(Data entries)
※
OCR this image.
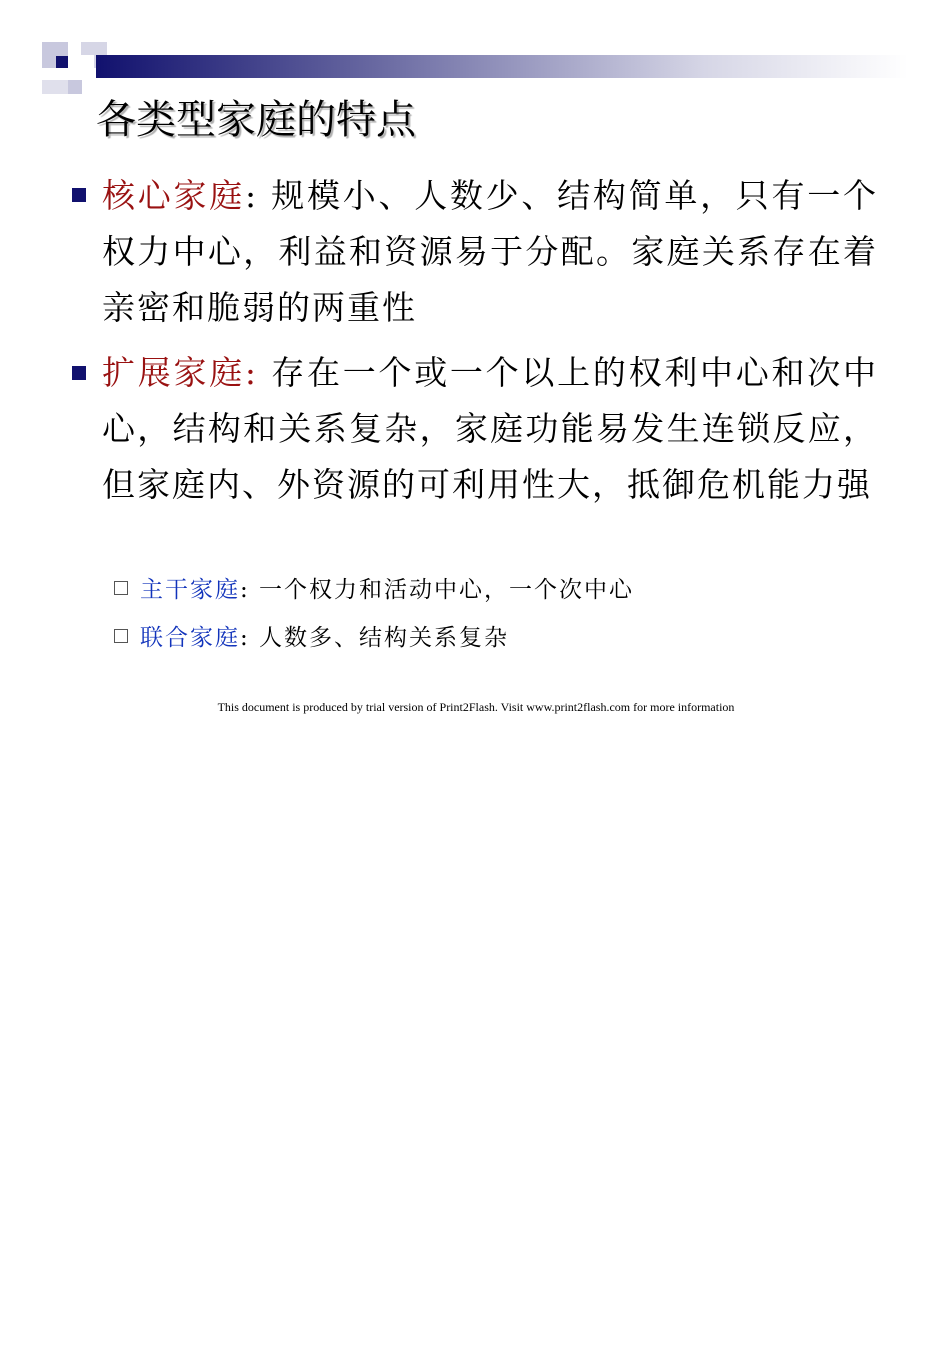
各类型家庭的特点
核心家庭: 规模小、人数少、结构简单，只有一个权力中心，利益和资源易于分配。家庭关系存在着亲密和脆弱的两重性
扩展家庭: 存在一个或一个以上的权利中心和次中心，结构和关系复杂，家庭功能易发生连锁反应，但家庭内、外资源的可利用性大，抵御危机能力强
主干家庭: 一个权力和活动中心，一个次中心
联合家庭: 人数多、结构关系复杂
This document is produced by trial version of Print2Flash. Visit www.print2flash.com for more information
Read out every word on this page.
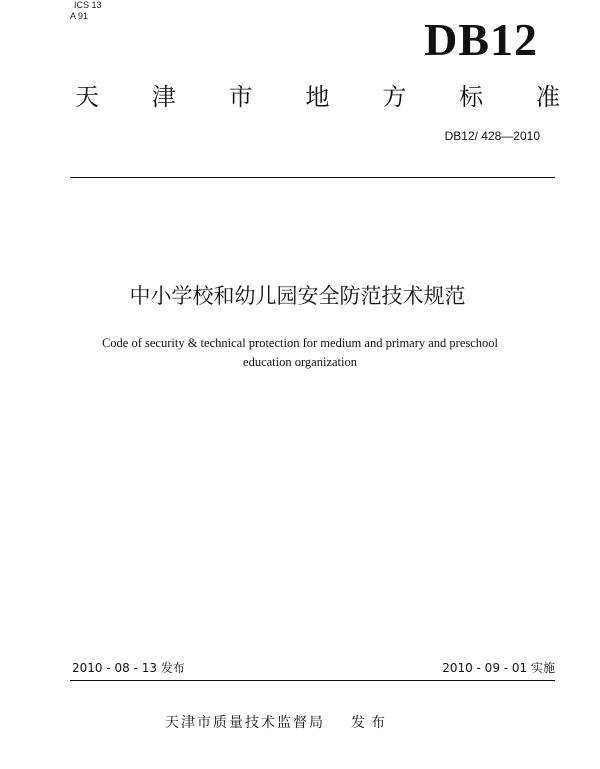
ICS 13
A 91	DB12
天 津 市 地 方 标 准
DB12/ 428—2010
中小学校和幼儿园安全防范技术规范
Code of security & technical protection for medium and primary and preschool
education organization
2010 - 08 - 13 发布	2010 - 09 - 01 实施
天津市质量技术监督局 发布
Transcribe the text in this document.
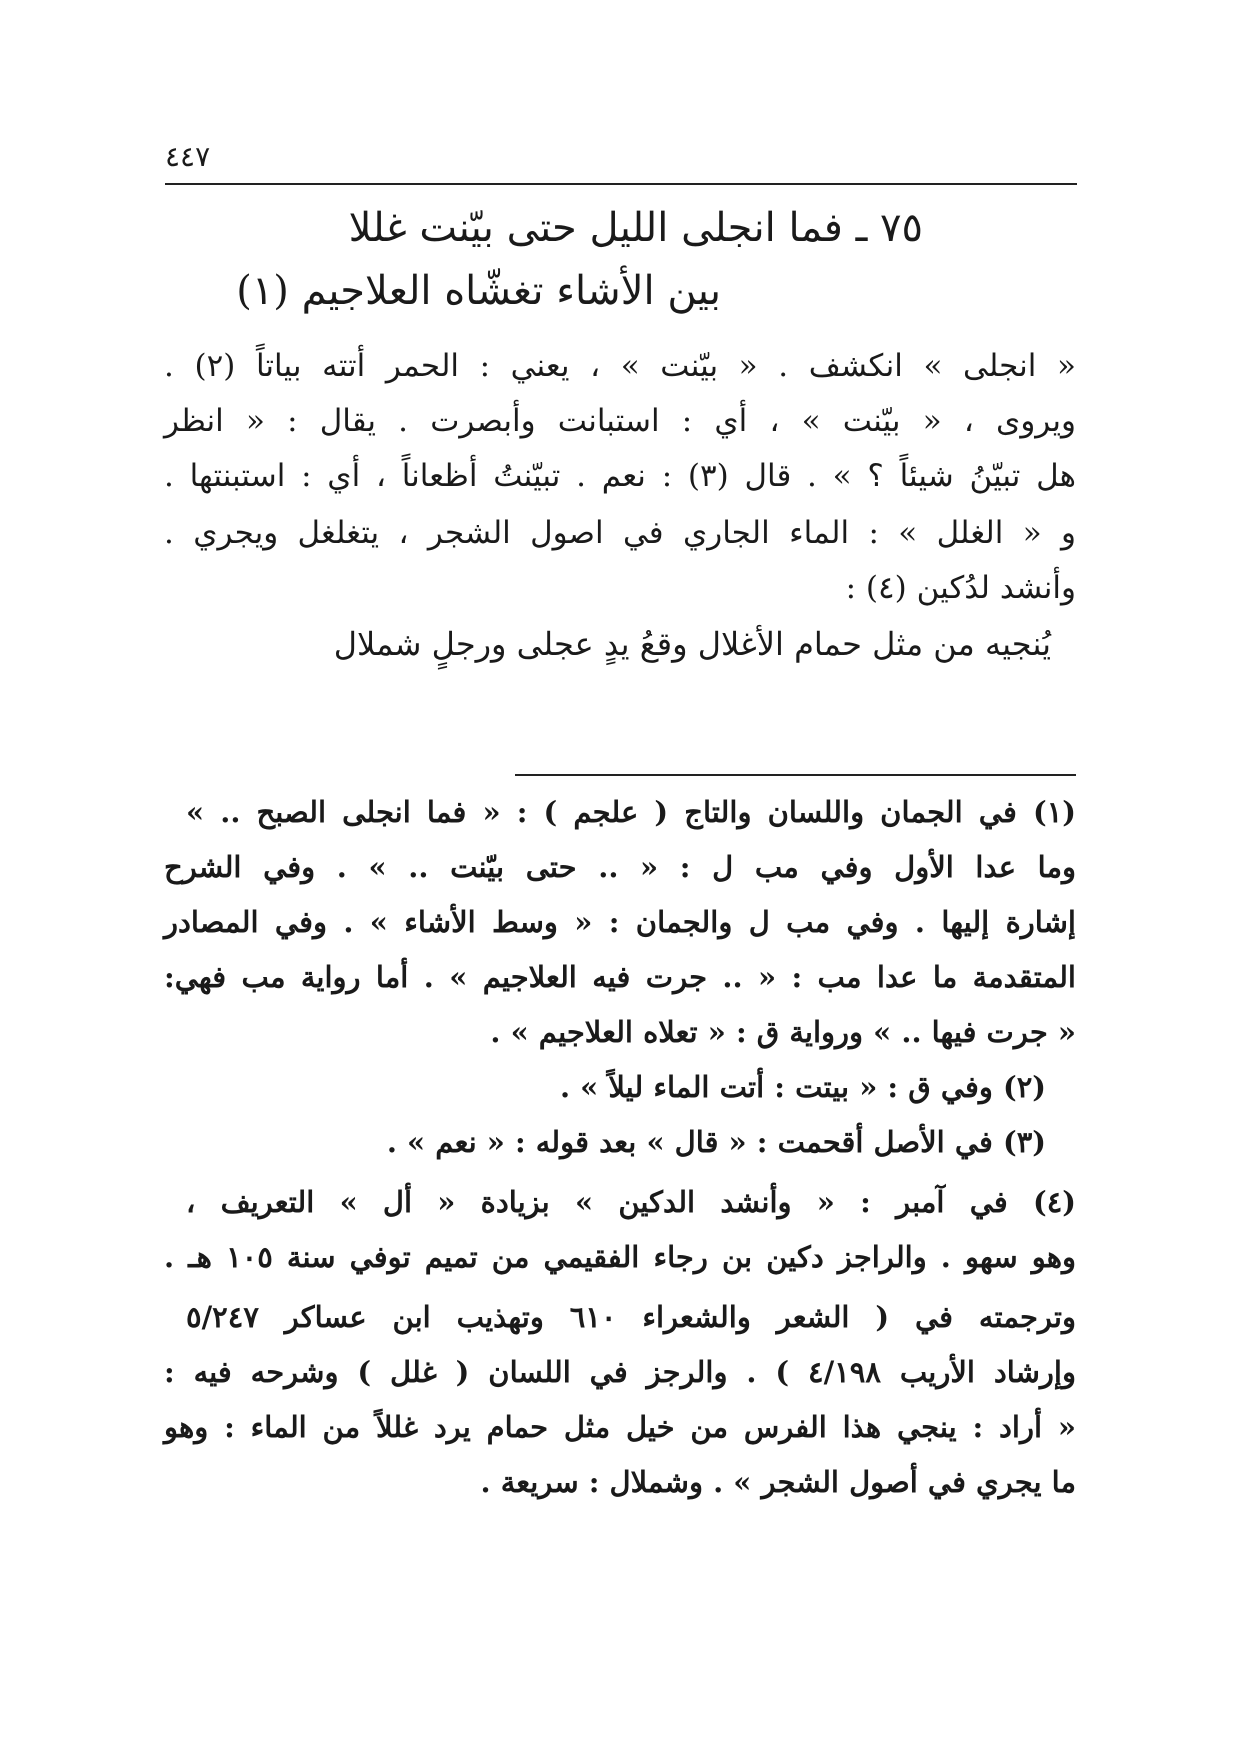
٤٤٧
٧٥ ـ فما انجلى الليل حتى بيّنت غللا
بين الأشاء تغشّاه العلاجيم (١)
« انجلى » انكشف . « بيّنت » ، يعني : الحمر أتته بياتاً (٢) .
ويروى ، « بيّنت » ، أي : استبانت وأبصرت . يقال : « انظر
هل تبيّنُ شيئاً ؟ » . قال (٣) : نعم . تبيّنتُ أظعاناً ، أي : استبنتها .
و « الغلل » : الماء الجاري في اصول الشجر ، يتغلغل ويجري .
وأنشد لدُكين (٤) :
يُنجيه من مثل حمام الأغلال وقعُ يدٍ عجلى ورجلٍ شملال
(١) في الجمان واللسان والتاج ( علجم ) : « فما انجلى الصبح .. »
وما عدا الأول وفي مب ل : « .. حتى بيّنت .. » . وفي الشرح
إشارة إليها . وفي مب ل والجمان : « وسط الأشاء » . وفي المصادر
المتقدمة ما عدا مب : « .. جرت فيه العلاجيم » . أما رواية مب فهي:
« جرت فيها .. » ورواية ق : « تعلاه العلاجيم » .
(٢) وفي ق : « بيتت : أتت الماء ليلاً » .
(٣) في الأصل أقحمت : « قال » بعد قوله : « نعم » .
(٤) في آمبر : « وأنشد الدكين » بزيادة « أل » التعريف ،
وهو سهو . والراجز دكين بن رجاء الفقيمي من تميم توفي سنة ١٠٥ هـ .
وترجمته في ( الشعر والشعراء ٦١٠ وتهذيب ابن عساكر ٥/٢٤٧
وإرشاد الأريب ٤/١٩٨ ) . والرجز في اللسان ( غلل ) وشرحه فيه :
« أراد : ينجي هذا الفرس من خيل مثل حمام يرد غللاً من الماء : وهو
ما يجري في أصول الشجر » . وشملال : سريعة .
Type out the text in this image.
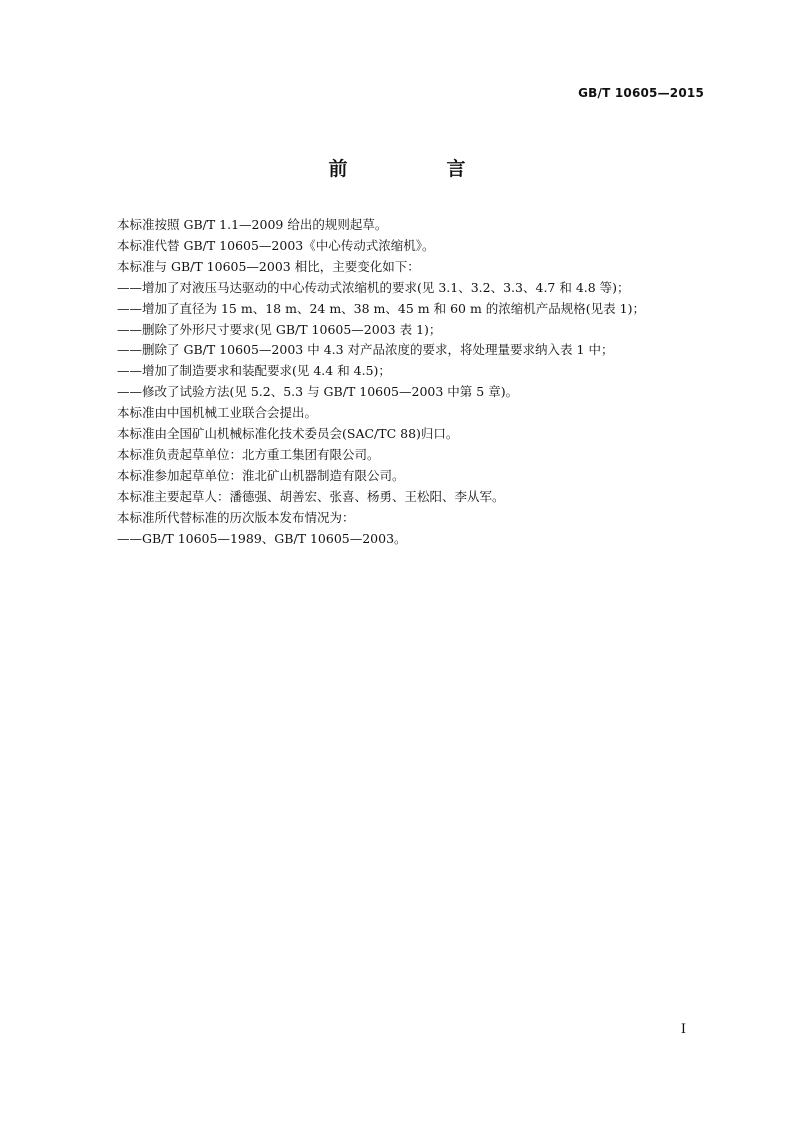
GB/T 10605—2015
前　言
本标准按照 GB/T 1.1—2009 给出的规则起草。
本标准代替 GB/T 10605—2003《中心传动式浓缩机》。
本标准与 GB/T 10605—2003 相比，主要变化如下：
——增加了对液压马达驱动的中心传动式浓缩机的要求(见 3.1、3.2、3.3、4.7 和 4.8 等)；
——增加了直径为 15 m、18 m、24 m、38 m、45 m 和 60 m 的浓缩机产品规格(见表 1)；
——删除了外形尺寸要求(见 GB/T 10605—2003 表 1)；
——删除了 GB/T 10605—2003 中 4.3 对产品浓度的要求，将处理量要求纳入表 1 中；
——增加了制造要求和装配要求(见 4.4 和 4.5)；
——修改了试验方法(见 5.2、5.3 与 GB/T 10605—2003 中第 5 章)。
本标准由中国机械工业联合会提出。
本标准由全国矿山机械标准化技术委员会(SAC/TC 88)归口。
本标准负责起草单位：北方重工集团有限公司。
本标准参加起草单位：淮北矿山机器制造有限公司。
本标准主要起草人：潘德强、胡善宏、张喜、杨勇、王松阳、李从军。
本标准所代替标准的历次版本发布情况为：
——GB/T 10605—1989、GB/T 10605—2003。
I
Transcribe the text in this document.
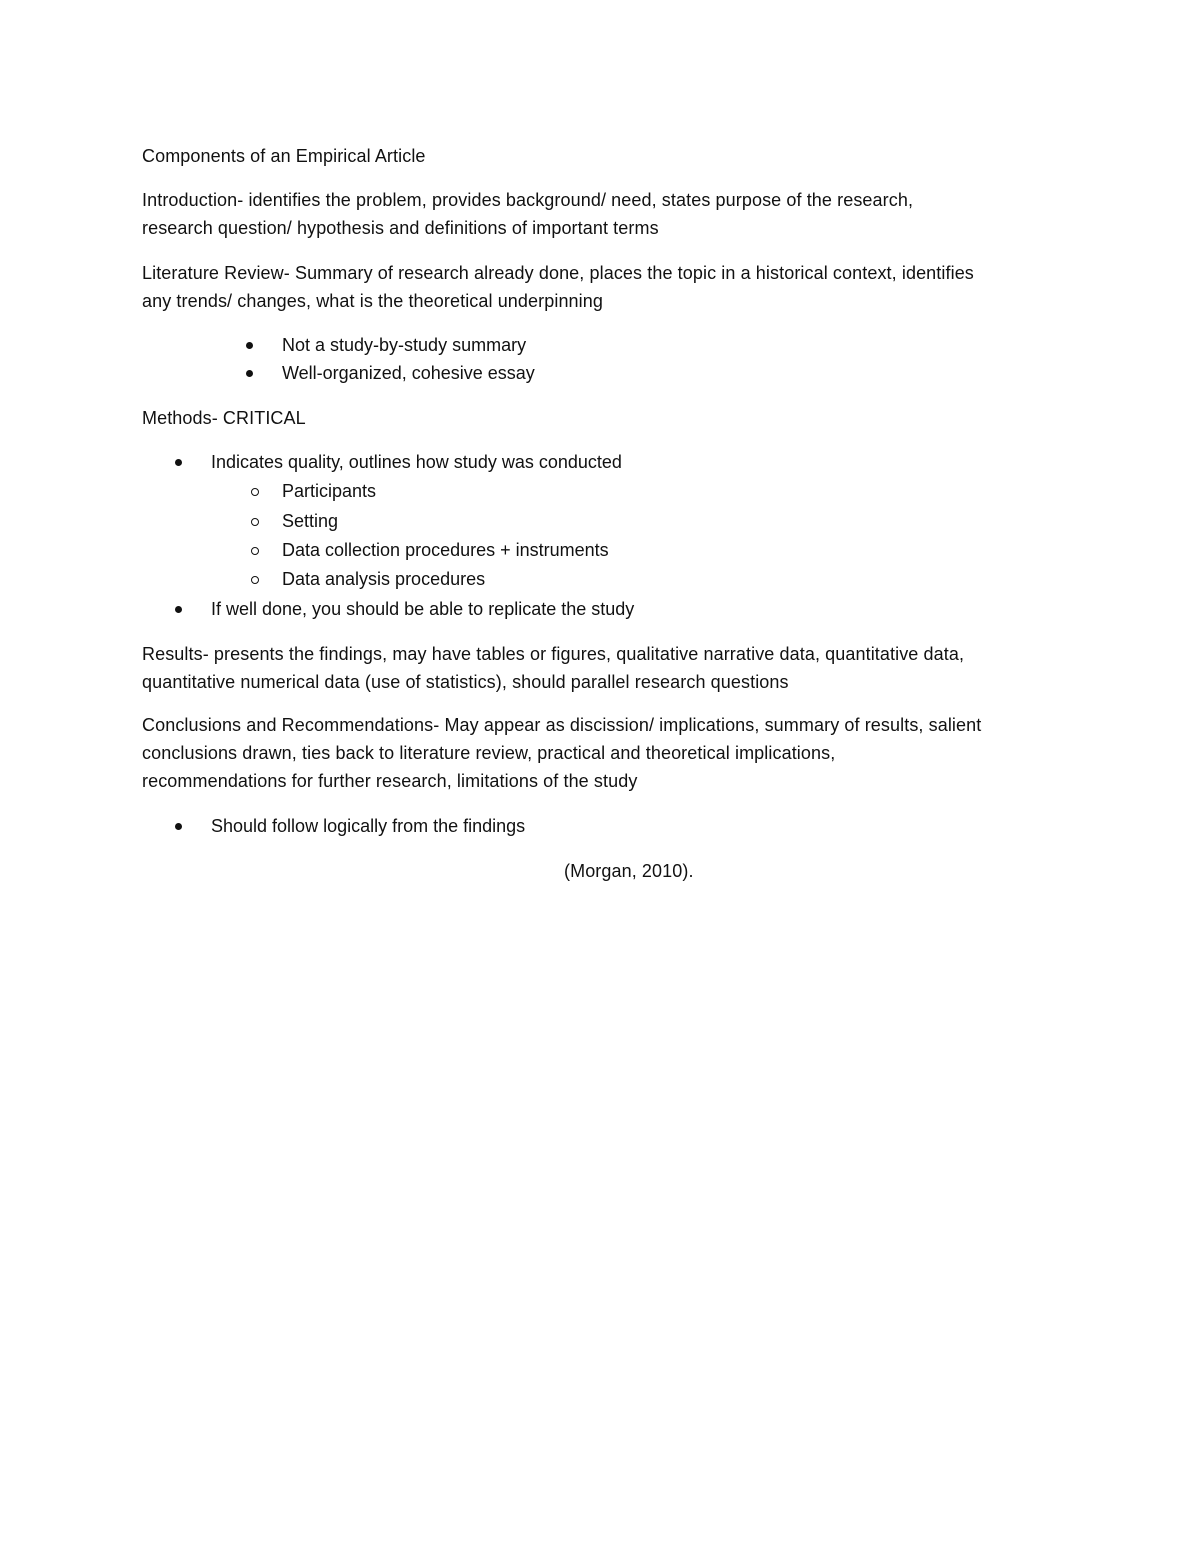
Components of an Empirical Article
Introduction- identifies the problem, provides background/ need, states purpose of the research,
research question/ hypothesis and definitions of important terms
Literature Review- Summary of research already done, places the topic in a historical context, identifies
any trends/ changes, what is the theoretical underpinning
Not a study-by-study summary
Well-organized, cohesive essay
Methods- CRITICAL
Indicates quality, outlines how study was conducted
Participants
Setting
Data collection procedures + instruments
Data analysis procedures
If well done, you should be able to replicate the study
Results- presents the findings, may have tables or figures, qualitative narrative data, quantitative data,
quantitative numerical data (use of statistics), should parallel research questions
Conclusions and Recommendations- May appear as discission/ implications, summary of results, salient
conclusions drawn, ties back to literature review, practical and theoretical implications,
recommendations for further research, limitations of the study
Should follow logically from the findings
(Morgan, 2010).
※
> _Work instructions_: Go through the listing above and quote it exactly, apart from its images.

> _Completed task_:
OCR this image.
各类型家庭的特点
核心家庭: 规模小、人数少、结构简单，只有一个权力中心，利益和资源易于分配。家庭关系存在着亲密和脆弱的两重性
扩展家庭: 存在一个或一个以上的权利中心和次中心，结构和关系复杂，家庭功能易发生连锁反应，但家庭内、外资源的可利用性大，抵御危机能力强
主干家庭: 一个权力和活动中心，一个次中心
联合家庭: 人数多、结构关系复杂
This document is produced by trial version of Print2Flash. Visit www.print2flash.com for more information
Read out every word on this page.
ICS 13
A 91	DB12
天 津 市 地 方 标 准
DB12/ 428—2010
中小学校和幼儿园安全防范技术规范
Code of security & technical protection for medium and primary and preschool
education organization
2010 - 08 - 13 发布	2010 - 09 - 01 实施
天津市质量技术监督局 发布
Transcribe the text in this document.
٤٤٧
٧٥ ـ فما انجلى الليل حتى بيّنت غللا
بين الأشاء تغشّاه العلاجيم (١)
« انجلى » انكشف . « بيّنت » ، يعني : الحمر أتته بياتاً (٢) .
ويروى ، « بيّنت » ، أي : استبانت وأبصرت . يقال : « انظر
هل تبيّنُ شيئاً ؟ » . قال (٣) : نعم . تبيّنتُ أظعاناً ، أي : استبنتها .
و « الغلل » : الماء الجاري في اصول الشجر ، يتغلغل ويجري .
وأنشد لدُكين (٤) :
يُنجيه من مثل حمام الأغلال وقعُ يدٍ عجلى ورجلٍ شملال
(١) في الجمان واللسان والتاج ( علجم ) : « فما انجلى الصبح .. »
وما عدا الأول وفي مب ل : « .. حتى بيّنت .. » . وفي الشرح
إشارة إليها . وفي مب ل والجمان : « وسط الأشاء » . وفي المصادر
المتقدمة ما عدا مب : « .. جرت فيه العلاجيم » . أما رواية مب فهي:
« جرت فيها .. » ورواية ق : « تعلاه العلاجيم » .
(٢) وفي ق : « بيتت : أتت الماء ليلاً » .
(٣) في الأصل أقحمت : « قال » بعد قوله : « نعم » .
(٤) في آمبر : « وأنشد الدكين » بزيادة « أل » التعريف ،
وهو سهو . والراجز دكين بن رجاء الفقيمي من تميم توفي سنة ١٠٥ هـ .
وترجمته في ( الشعر والشعراء ٦١٠ وتهذيب ابن عساكر ٥/٢٤٧
وإرشاد الأريب ٤/١٩٨ ) . والرجز في اللسان ( غلل ) وشرحه فيه :
« أراد : ينجي هذا الفرس من خيل مثل حمام يرد غللاً من الماء : وهو
ما يجري في أصول الشجر » . وشملال : سريعة .
Type out the text in this image.
GB/T 10605—2015
前　言
本标准按照 GB/T 1.1—2009 给出的规则起草。
本标准代替 GB/T 10605—2003《中心传动式浓缩机》。
本标准与 GB/T 10605—2003 相比，主要变化如下：
——增加了对液压马达驱动的中心传动式浓缩机的要求(见 3.1、3.2、3.3、4.7 和 4.8 等)；
——增加了直径为 15 m、18 m、24 m、38 m、45 m 和 60 m 的浓缩机产品规格(见表 1)；
——删除了外形尺寸要求(见 GB/T 10605—2003 表 1)；
——删除了 GB/T 10605—2003 中 4.3 对产品浓度的要求，将处理量要求纳入表 1 中；
——增加了制造要求和装配要求(见 4.4 和 4.5)；
——修改了试验方法(见 5.2、5.3 与 GB/T 10605—2003 中第 5 章)。
本标准由中国机械工业联合会提出。
本标准由全国矿山机械标准化技术委员会(SAC/TC 88)归口。
本标准负责起草单位：北方重工集团有限公司。
本标准参加起草单位：淮北矿山机器制造有限公司。
本标准主要起草人：潘德强、胡善宏、张喜、杨勇、王松阳、李从军。
本标准所代替标准的历次版本发布情况为：
——GB/T 10605—1989、GB/T 10605—2003。
I
Transcribe the text in this document.
Components of an Empirical Article
Introduction- identifies the problem, provides background/ need, states purpose of the research,
research question/ hypothesis and definitions of important terms
Literature Review- Summary of research already done, places the topic in a historical context, identifies
any trends/ changes, what is the theoretical underpinning
Not a study-by-study summary
Well-organized, cohesive essay
Methods- CRITICAL
Indicates quality, outlines how study was conducted
Participants
Setting
Data collection procedures + instruments
Data analysis procedures
If well done, you should be able to replicate the study
Results- presents the findings, may have tables or figures, qualitative narrative data, quantitative data,
quantitative numerical data (use of statistics), should parallel research questions
Conclusions and Recommendations- May appear as discission/ implications, summary of results, salient
conclusions drawn, ties back to literature review, practical and theoretical implications,
recommendations for further research, limitations of the study
Should follow logically from the findings
(Morgan, 2010).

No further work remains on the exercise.